● Extracted material:
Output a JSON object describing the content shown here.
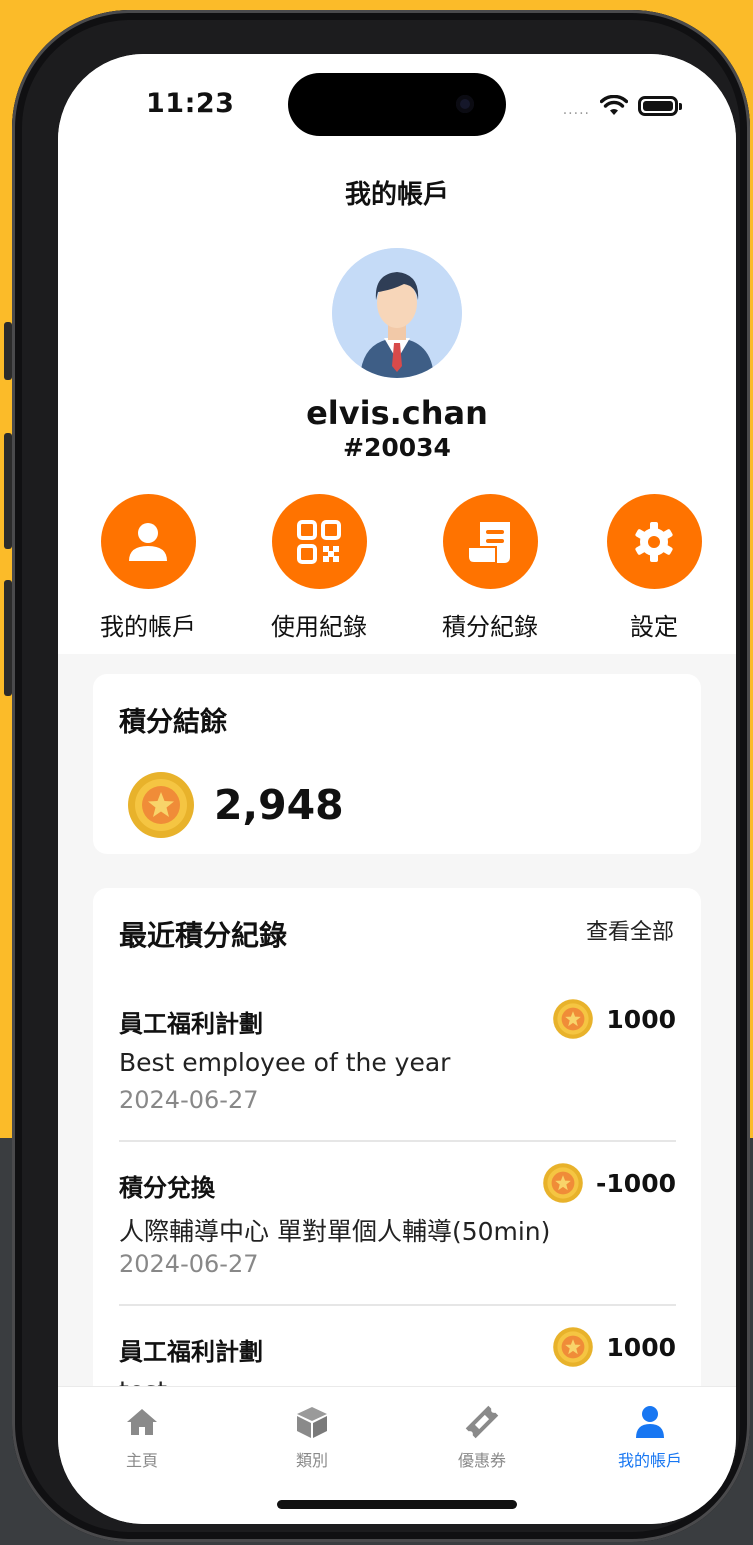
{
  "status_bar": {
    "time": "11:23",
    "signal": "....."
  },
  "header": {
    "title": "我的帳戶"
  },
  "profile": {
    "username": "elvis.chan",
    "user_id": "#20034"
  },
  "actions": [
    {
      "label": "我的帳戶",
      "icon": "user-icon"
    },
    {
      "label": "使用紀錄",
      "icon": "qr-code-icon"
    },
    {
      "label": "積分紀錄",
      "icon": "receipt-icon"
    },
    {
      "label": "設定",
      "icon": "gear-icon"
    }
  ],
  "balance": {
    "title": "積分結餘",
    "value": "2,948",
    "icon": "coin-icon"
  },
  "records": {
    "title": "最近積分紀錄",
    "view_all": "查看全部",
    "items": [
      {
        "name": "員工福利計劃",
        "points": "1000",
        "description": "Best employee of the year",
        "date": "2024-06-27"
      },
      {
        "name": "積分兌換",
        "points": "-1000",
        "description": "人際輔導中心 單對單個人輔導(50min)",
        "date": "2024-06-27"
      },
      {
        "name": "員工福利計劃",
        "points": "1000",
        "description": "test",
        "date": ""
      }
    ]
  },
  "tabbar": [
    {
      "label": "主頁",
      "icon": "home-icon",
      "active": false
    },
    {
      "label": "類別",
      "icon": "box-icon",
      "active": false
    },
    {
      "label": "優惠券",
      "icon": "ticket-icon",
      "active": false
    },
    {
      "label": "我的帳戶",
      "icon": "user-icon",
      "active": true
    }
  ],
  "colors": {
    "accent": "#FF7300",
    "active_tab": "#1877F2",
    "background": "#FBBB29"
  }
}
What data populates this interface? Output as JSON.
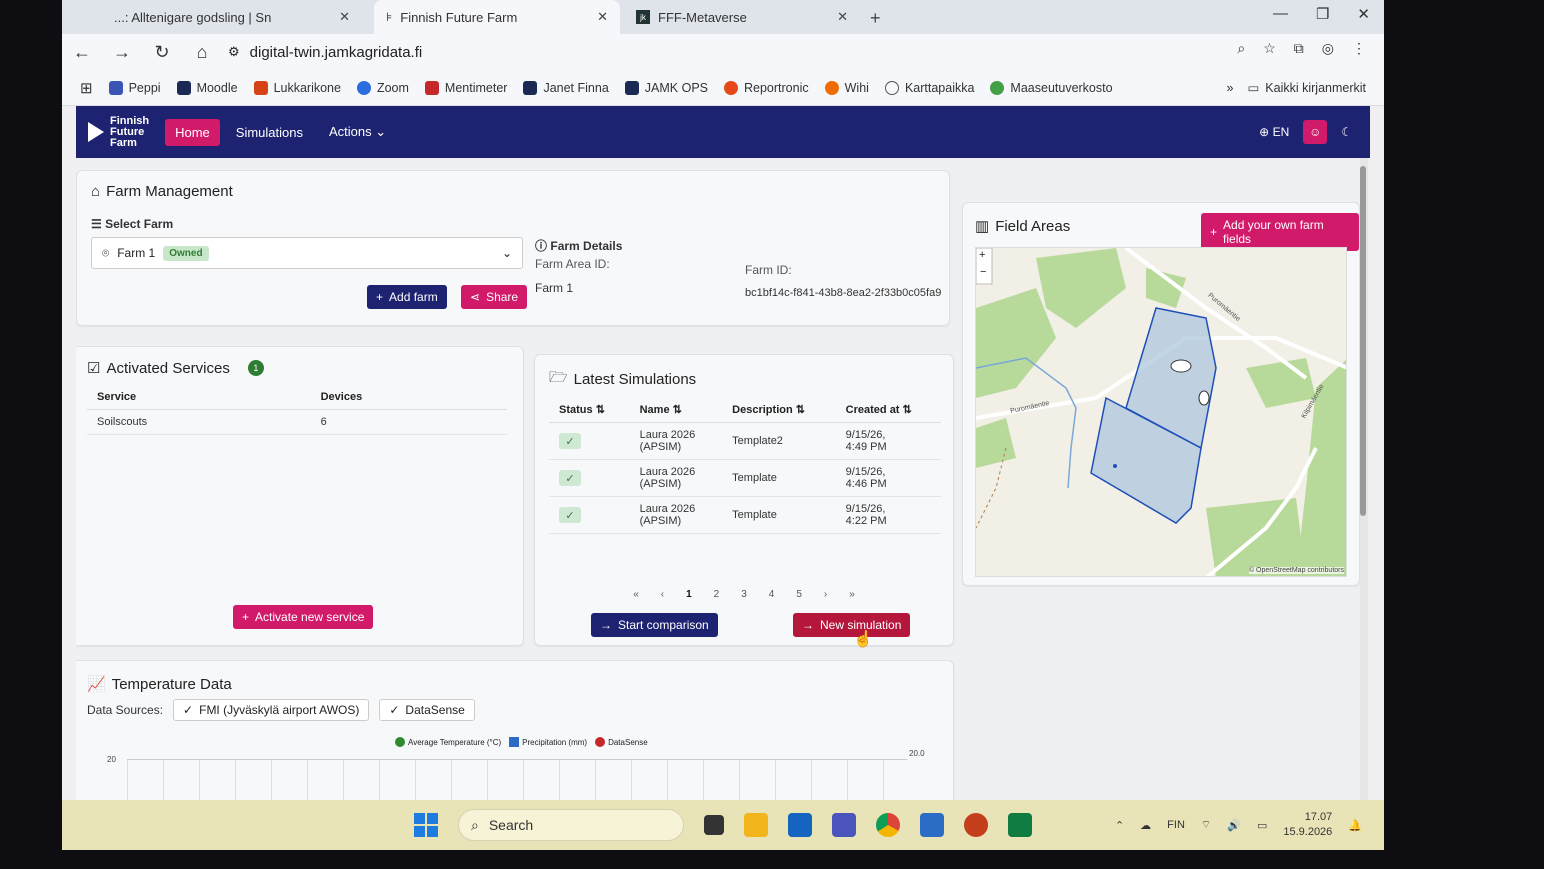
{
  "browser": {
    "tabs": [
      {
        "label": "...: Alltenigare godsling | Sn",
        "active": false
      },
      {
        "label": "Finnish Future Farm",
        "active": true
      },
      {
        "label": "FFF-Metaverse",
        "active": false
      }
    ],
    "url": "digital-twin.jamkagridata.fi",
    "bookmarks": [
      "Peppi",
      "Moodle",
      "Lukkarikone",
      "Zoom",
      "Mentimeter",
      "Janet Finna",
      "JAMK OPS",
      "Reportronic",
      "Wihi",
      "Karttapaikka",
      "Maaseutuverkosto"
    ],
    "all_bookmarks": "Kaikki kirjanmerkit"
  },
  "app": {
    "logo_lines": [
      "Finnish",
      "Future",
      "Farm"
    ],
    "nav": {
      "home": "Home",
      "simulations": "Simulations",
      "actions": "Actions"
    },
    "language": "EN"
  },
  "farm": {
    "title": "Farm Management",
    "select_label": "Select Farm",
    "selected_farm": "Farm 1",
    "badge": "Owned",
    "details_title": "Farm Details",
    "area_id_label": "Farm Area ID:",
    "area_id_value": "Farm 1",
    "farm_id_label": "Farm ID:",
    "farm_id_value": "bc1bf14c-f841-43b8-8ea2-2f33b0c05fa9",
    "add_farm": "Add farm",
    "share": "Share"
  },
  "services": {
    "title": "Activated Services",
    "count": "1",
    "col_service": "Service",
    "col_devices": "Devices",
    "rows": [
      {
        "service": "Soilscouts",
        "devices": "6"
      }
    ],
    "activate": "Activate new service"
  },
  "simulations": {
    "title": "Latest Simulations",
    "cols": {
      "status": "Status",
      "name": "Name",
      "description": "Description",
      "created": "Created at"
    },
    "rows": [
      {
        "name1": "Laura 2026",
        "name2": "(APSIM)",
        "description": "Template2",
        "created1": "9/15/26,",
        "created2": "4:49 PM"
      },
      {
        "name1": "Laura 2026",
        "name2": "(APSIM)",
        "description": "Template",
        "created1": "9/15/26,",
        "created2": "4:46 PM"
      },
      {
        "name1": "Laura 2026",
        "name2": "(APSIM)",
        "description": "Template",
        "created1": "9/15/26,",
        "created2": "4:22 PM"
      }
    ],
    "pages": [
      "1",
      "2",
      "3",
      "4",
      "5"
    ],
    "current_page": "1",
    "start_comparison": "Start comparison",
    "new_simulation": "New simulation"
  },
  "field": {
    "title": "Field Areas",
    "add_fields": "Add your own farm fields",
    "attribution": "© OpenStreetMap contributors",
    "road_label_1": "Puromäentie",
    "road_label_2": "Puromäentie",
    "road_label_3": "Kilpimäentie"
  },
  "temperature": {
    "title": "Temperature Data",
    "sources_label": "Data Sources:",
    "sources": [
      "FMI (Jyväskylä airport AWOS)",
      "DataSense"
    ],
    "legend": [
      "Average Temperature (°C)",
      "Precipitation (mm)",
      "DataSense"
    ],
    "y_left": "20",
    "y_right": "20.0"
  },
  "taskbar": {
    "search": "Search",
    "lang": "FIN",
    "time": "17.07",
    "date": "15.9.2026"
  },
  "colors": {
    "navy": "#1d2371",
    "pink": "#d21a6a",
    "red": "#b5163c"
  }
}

● Your objective: Gather up every line in the data above that contains the word "Puromäentie", copying each one.

● Response to this task:
    "road_label_1": "Puromäentie",
    "road_label_2": "Puromäentie",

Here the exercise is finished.